▸ Your instructions
Repeat every record exactly, but keep images out of the copy.

▸ Dataset entries
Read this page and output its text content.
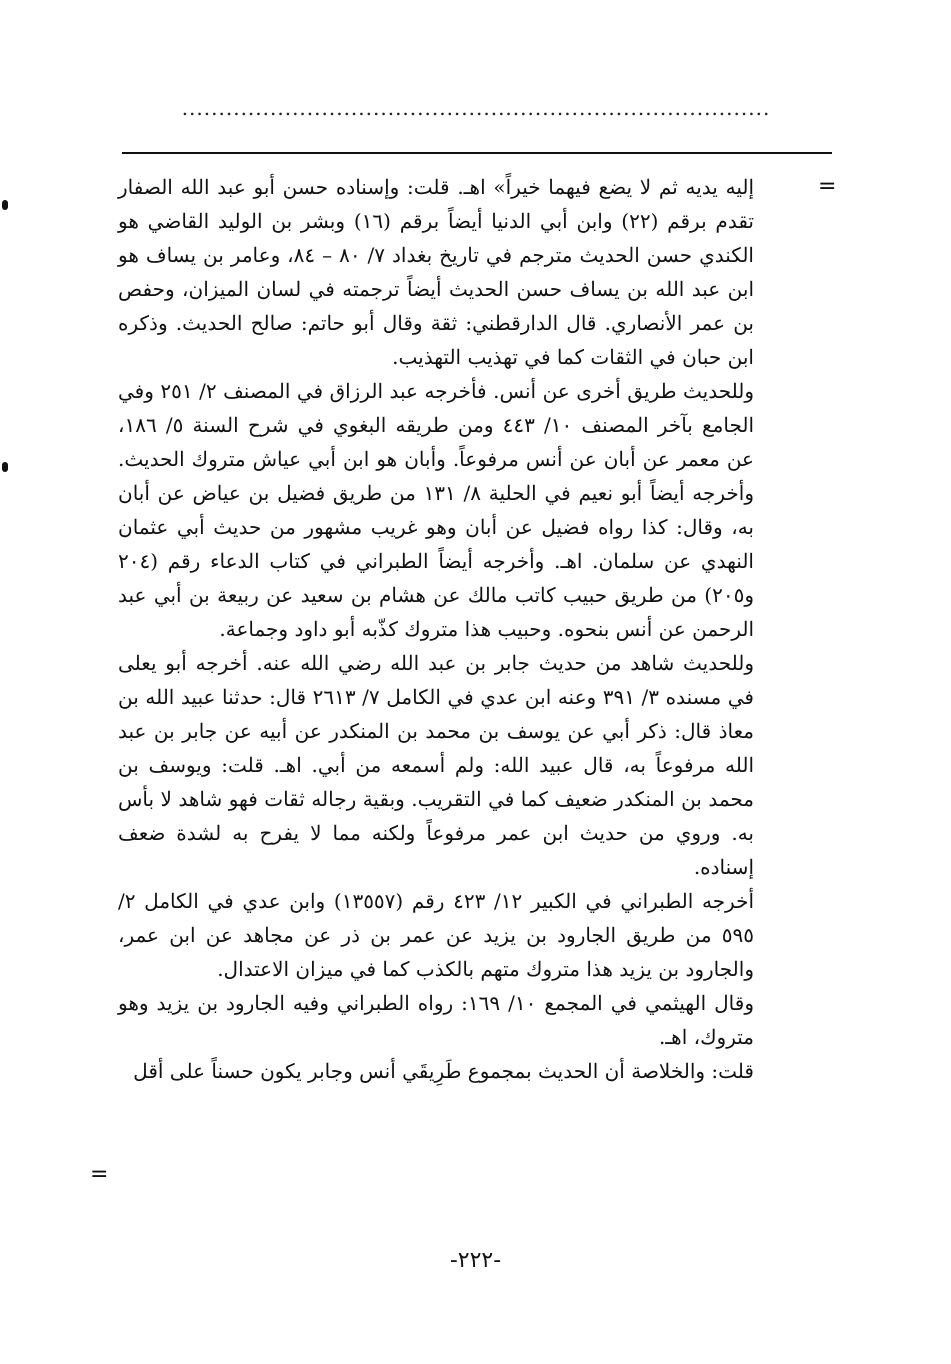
................................................................................
=
=

إليه يديه ثم لا يضع فيهما خيراً» اهـ. قلت: وإسناده حسن أبو عبد الله الصفار تقدم برقم (٢٢) وابن أبي الدنيا أيضاً برقم (١٦) وبشر بن الوليد القاضي هو الكندي حسن الحديث مترجم في تاريخ بغداد ٧/ ٨٠ – ٨٤، وعامر بن يساف هو ابن عبد الله بن يساف حسن الحديث أيضاً ترجمته في لسان الميزان، وحفص بن عمر الأنصاري. قال الدارقطني: ثقة وقال أبو حاتم: صالح الحديث. وذكره ابن حبان في الثقات كما في تهذيب التهذيب.

وللحديث طريق أخرى عن أنس. فأخرجه عبد الرزاق في المصنف ٢/ ٢٥١ وفي الجامع بآخر المصنف ١٠/ ٤٤٣ ومن طريقه البغوي في شرح السنة ٥/ ١٨٦، عن معمر عن أبان عن أنس مرفوعاً. وأبان هو ابن أبي عياش متروك الحديث. وأخرجه أيضاً أبو نعيم في الحلية ٨/ ١٣١ من طريق فضيل بن عياض عن أبان به، وقال: كذا رواه فضيل عن أبان وهو غريب مشهور من حديث أبي عثمان النهدي عن سلمان. اهـ. وأخرجه أيضاً الطبراني في كتاب الدعاء رقم (٢٠٤ و٢٠٥) من طريق حبيب كاتب مالك عن هشام بن سعيد عن ربيعة بن أبي عبد الرحمن عن أنس بنحوه. وحبيب هذا متروك كذّبه أبو داود وجماعة.

وللحديث شاهد من حديث جابر بن عبد الله رضي الله عنه. أخرجه أبو يعلى في مسنده ٣/ ٣٩١ وعنه ابن عدي في الكامل ٧/ ٢٦١٣ قال: حدثنا عبيد الله بن معاذ قال: ذكر أبي عن يوسف بن محمد بن المنكدر عن أبيه عن جابر بن عبد الله مرفوعاً به، قال عبيد الله: ولم أسمعه من أبي. اهـ. قلت: ويوسف بن محمد بن المنكدر ضعيف كما في التقريب. وبقية رجاله ثقات فهو شاهد لا بأس به. وروي من حديث ابن عمر مرفوعاً ولكنه مما لا يفرح به لشدة ضعف إسناده.

أخرجه الطبراني في الكبير ١٢/ ٤٢٣ رقم (١٣٥٥٧) وابن عدي في الكامل ٢/ ٥٩٥ من طريق الجارود بن يزيد عن عمر بن ذر عن مجاهد عن ابن عمر، والجارود بن يزيد هذا متروك متهم بالكذب كما في ميزان الاعتدال.

وقال الهيثمي في المجمع ١٠/ ١٦٩: رواه الطبراني وفيه الجارود بن يزيد وهو متروك، اهـ.

قلت: والخلاصة أن الحديث بمجموع طَرِيقَي أنس وجابر يكون حسناً على أقل

-٢٢٢-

▸ Problem solution
Read this page and output its text content.
................................................................................
=
=

إليه يديه ثم لا يضع فيهما خيراً» اهـ. قلت: وإسناده حسن أبو عبد الله الصفار تقدم برقم (٢٢) وابن أبي الدنيا أيضاً برقم (١٦) وبشر بن الوليد القاضي هو الكندي حسن الحديث مترجم في تاريخ بغداد ٧/ ٨٠ – ٨٤، وعامر بن يساف هو ابن عبد الله بن يساف حسن الحديث أيضاً ترجمته في لسان الميزان، وحفص بن عمر الأنصاري. قال الدارقطني: ثقة وقال أبو حاتم: صالح الحديث. وذكره ابن حبان في الثقات كما في تهذيب التهذيب.

وللحديث طريق أخرى عن أنس. فأخرجه عبد الرزاق في المصنف ٢/ ٢٥١ وفي الجامع بآخر المصنف ١٠/ ٤٤٣ ومن طريقه البغوي في شرح السنة ٥/ ١٨٦، عن معمر عن أبان عن أنس مرفوعاً. وأبان هو ابن أبي عياش متروك الحديث. وأخرجه أيضاً أبو نعيم في الحلية ٨/ ١٣١ من طريق فضيل بن عياض عن أبان به، وقال: كذا رواه فضيل عن أبان وهو غريب مشهور من حديث أبي عثمان النهدي عن سلمان. اهـ. وأخرجه أيضاً الطبراني في كتاب الدعاء رقم (٢٠٤ و٢٠٥) من طريق حبيب كاتب مالك عن هشام بن سعيد عن ربيعة بن أبي عبد الرحمن عن أنس بنحوه. وحبيب هذا متروك كذّبه أبو داود وجماعة.

وللحديث شاهد من حديث جابر بن عبد الله رضي الله عنه. أخرجه أبو يعلى في مسنده ٣/ ٣٩١ وعنه ابن عدي في الكامل ٧/ ٢٦١٣ قال: حدثنا عبيد الله بن معاذ قال: ذكر أبي عن يوسف بن محمد بن المنكدر عن أبيه عن جابر بن عبد الله مرفوعاً به، قال عبيد الله: ولم أسمعه من أبي. اهـ. قلت: ويوسف بن محمد بن المنكدر ضعيف كما في التقريب. وبقية رجاله ثقات فهو شاهد لا بأس به. وروي من حديث ابن عمر مرفوعاً ولكنه مما لا يفرح به لشدة ضعف إسناده.

أخرجه الطبراني في الكبير ١٢/ ٤٢٣ رقم (١٣٥٥٧) وابن عدي في الكامل ٢/ ٥٩٥ من طريق الجارود بن يزيد عن عمر بن ذر عن مجاهد عن ابن عمر، والجارود بن يزيد هذا متروك متهم بالكذب كما في ميزان الاعتدال.

وقال الهيثمي في المجمع ١٠/ ١٦٩: رواه الطبراني وفيه الجارود بن يزيد وهو متروك، اهـ.

قلت: والخلاصة أن الحديث بمجموع طَرِيقَي أنس وجابر يكون حسناً على أقل

-٢٢٢-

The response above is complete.